*** DATA ENTRIES

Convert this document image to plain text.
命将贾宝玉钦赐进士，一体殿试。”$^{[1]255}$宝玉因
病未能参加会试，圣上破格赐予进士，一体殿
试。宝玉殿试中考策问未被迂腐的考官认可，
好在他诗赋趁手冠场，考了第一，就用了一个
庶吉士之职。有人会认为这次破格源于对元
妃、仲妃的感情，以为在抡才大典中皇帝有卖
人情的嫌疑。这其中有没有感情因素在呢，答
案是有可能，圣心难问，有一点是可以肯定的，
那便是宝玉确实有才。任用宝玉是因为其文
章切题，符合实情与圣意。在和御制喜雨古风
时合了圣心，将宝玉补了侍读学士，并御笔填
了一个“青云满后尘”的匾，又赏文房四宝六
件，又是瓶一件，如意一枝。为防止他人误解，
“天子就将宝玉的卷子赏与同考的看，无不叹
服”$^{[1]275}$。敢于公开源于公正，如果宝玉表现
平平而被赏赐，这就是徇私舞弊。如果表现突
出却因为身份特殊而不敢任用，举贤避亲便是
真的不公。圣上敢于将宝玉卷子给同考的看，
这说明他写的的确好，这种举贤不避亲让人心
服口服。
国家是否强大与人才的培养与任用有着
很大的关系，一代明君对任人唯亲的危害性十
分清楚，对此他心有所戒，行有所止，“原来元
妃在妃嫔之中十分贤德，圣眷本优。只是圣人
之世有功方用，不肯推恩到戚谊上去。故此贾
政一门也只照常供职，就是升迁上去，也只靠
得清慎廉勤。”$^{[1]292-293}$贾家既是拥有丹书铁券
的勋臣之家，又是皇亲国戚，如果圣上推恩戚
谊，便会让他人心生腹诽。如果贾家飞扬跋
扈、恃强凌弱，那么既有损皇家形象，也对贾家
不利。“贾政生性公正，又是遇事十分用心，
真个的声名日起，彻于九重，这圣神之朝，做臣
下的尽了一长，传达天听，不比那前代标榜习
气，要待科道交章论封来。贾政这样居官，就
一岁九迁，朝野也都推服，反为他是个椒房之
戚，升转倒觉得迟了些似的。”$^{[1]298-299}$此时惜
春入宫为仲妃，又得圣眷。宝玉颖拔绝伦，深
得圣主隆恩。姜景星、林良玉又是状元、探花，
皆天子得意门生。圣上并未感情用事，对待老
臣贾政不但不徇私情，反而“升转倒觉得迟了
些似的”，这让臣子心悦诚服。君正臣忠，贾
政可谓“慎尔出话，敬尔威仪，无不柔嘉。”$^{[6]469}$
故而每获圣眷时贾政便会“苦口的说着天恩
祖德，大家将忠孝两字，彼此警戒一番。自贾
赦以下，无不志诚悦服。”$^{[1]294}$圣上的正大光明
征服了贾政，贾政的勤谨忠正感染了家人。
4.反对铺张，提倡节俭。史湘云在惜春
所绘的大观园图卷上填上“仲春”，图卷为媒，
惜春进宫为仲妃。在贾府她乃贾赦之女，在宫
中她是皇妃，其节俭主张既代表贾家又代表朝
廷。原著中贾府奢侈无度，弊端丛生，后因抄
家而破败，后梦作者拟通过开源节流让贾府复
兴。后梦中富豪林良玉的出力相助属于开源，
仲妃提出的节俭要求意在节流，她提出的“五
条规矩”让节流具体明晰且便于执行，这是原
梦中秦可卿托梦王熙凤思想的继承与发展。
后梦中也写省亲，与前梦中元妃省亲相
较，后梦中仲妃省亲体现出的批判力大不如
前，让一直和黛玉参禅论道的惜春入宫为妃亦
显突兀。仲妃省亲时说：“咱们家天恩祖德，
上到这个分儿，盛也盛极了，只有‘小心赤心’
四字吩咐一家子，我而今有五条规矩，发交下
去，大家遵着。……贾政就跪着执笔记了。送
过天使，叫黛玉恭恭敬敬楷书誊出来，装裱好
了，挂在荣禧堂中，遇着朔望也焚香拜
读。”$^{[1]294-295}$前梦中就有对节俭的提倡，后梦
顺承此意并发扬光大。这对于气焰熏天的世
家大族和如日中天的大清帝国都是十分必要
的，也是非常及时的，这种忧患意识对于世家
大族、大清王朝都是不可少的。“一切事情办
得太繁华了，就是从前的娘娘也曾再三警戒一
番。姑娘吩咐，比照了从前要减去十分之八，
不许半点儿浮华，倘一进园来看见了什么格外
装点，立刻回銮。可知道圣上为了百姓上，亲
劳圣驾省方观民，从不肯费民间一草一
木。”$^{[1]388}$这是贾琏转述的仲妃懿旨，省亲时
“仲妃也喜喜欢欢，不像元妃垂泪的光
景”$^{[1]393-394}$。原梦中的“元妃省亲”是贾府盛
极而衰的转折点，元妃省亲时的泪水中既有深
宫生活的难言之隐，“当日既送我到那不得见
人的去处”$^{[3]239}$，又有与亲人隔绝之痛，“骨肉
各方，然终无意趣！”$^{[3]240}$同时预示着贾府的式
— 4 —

******

**EXERCISE DIRECTIONS**
Repeat every line of the records above exactly.

**COMPLETE OUTPUT**
Convert this document image to plain text.
命将贾宝玉钦赐进士，一体殿试。”$^{[1]255}$宝玉因
病未能参加会试，圣上破格赐予进士，一体殿
试。宝玉殿试中考策问未被迂腐的考官认可，
好在他诗赋趁手冠场，考了第一，就用了一个
庶吉士之职。有人会认为这次破格源于对元
妃、仲妃的感情，以为在抡才大典中皇帝有卖
人情的嫌疑。这其中有没有感情因素在呢，答
案是有可能，圣心难问，有一点是可以肯定的，
那便是宝玉确实有才。任用宝玉是因为其文
章切题，符合实情与圣意。在和御制喜雨古风
时合了圣心，将宝玉补了侍读学士，并御笔填
了一个“青云满后尘”的匾，又赏文房四宝六
件，又是瓶一件，如意一枝。为防止他人误解，
“天子就将宝玉的卷子赏与同考的看，无不叹
服”$^{[1]275}$。敢于公开源于公正，如果宝玉表现
平平而被赏赐，这就是徇私舞弊。如果表现突
出却因为身份特殊而不敢任用，举贤避亲便是
真的不公。圣上敢于将宝玉卷子给同考的看，
这说明他写的的确好，这种举贤不避亲让人心
服口服。
国家是否强大与人才的培养与任用有着
很大的关系，一代明君对任人唯亲的危害性十
分清楚，对此他心有所戒，行有所止，“原来元
妃在妃嫔之中十分贤德，圣眷本优。只是圣人
之世有功方用，不肯推恩到戚谊上去。故此贾
政一门也只照常供职，就是升迁上去，也只靠
得清慎廉勤。”$^{[1]292-293}$贾家既是拥有丹书铁券
的勋臣之家，又是皇亲国戚，如果圣上推恩戚
谊，便会让他人心生腹诽。如果贾家飞扬跋
扈、恃强凌弱，那么既有损皇家形象，也对贾家
不利。“贾政生性公正，又是遇事十分用心，
真个的声名日起，彻于九重，这圣神之朝，做臣
下的尽了一长，传达天听，不比那前代标榜习
气，要待科道交章论封来。贾政这样居官，就
一岁九迁，朝野也都推服，反为他是个椒房之
戚，升转倒觉得迟了些似的。”$^{[1]298-299}$此时惜
春入宫为仲妃，又得圣眷。宝玉颖拔绝伦，深
得圣主隆恩。姜景星、林良玉又是状元、探花，
皆天子得意门生。圣上并未感情用事，对待老
臣贾政不但不徇私情，反而“升转倒觉得迟了
些似的”，这让臣子心悦诚服。君正臣忠，贾
政可谓“慎尔出话，敬尔威仪，无不柔嘉。”$^{[6]469}$
故而每获圣眷时贾政便会“苦口的说着天恩
祖德，大家将忠孝两字，彼此警戒一番。自贾
赦以下，无不志诚悦服。”$^{[1]294}$圣上的正大光明
征服了贾政，贾政的勤谨忠正感染了家人。
4.反对铺张，提倡节俭。史湘云在惜春
所绘的大观园图卷上填上“仲春”，图卷为媒，
惜春进宫为仲妃。在贾府她乃贾赦之女，在宫
中她是皇妃，其节俭主张既代表贾家又代表朝
廷。原著中贾府奢侈无度，弊端丛生，后因抄
家而破败，后梦作者拟通过开源节流让贾府复
兴。后梦中富豪林良玉的出力相助属于开源，
仲妃提出的节俭要求意在节流，她提出的“五
条规矩”让节流具体明晰且便于执行，这是原
梦中秦可卿托梦王熙凤思想的继承与发展。
后梦中也写省亲，与前梦中元妃省亲相
较，后梦中仲妃省亲体现出的批判力大不如
前，让一直和黛玉参禅论道的惜春入宫为妃亦
显突兀。仲妃省亲时说：“咱们家天恩祖德，
上到这个分儿，盛也盛极了，只有‘小心赤心’
四字吩咐一家子，我而今有五条规矩，发交下
去，大家遵着。……贾政就跪着执笔记了。送
过天使，叫黛玉恭恭敬敬楷书誊出来，装裱好
了，挂在荣禧堂中，遇着朔望也焚香拜
读。”$^{[1]294-295}$前梦中就有对节俭的提倡，后梦
顺承此意并发扬光大。这对于气焰熏天的世
家大族和如日中天的大清帝国都是十分必要
的，也是非常及时的，这种忧患意识对于世家
大族、大清王朝都是不可少的。“一切事情办
得太繁华了，就是从前的娘娘也曾再三警戒一
番。姑娘吩咐，比照了从前要减去十分之八，
不许半点儿浮华，倘一进园来看见了什么格外
装点，立刻回銮。可知道圣上为了百姓上，亲
劳圣驾省方观民，从不肯费民间一草一
木。”$^{[1]388}$这是贾琏转述的仲妃懿旨，省亲时
“仲妃也喜喜欢欢，不像元妃垂泪的光
景”$^{[1]393-394}$。原梦中的“元妃省亲”是贾府盛
极而衰的转折点，元妃省亲时的泪水中既有深
宫生活的难言之隐，“当日既送我到那不得见
人的去处”$^{[3]239}$，又有与亲人隔绝之痛，“骨肉
各方，然终无意趣！”$^{[3]240}$同时预示着贾府的式
— 4 —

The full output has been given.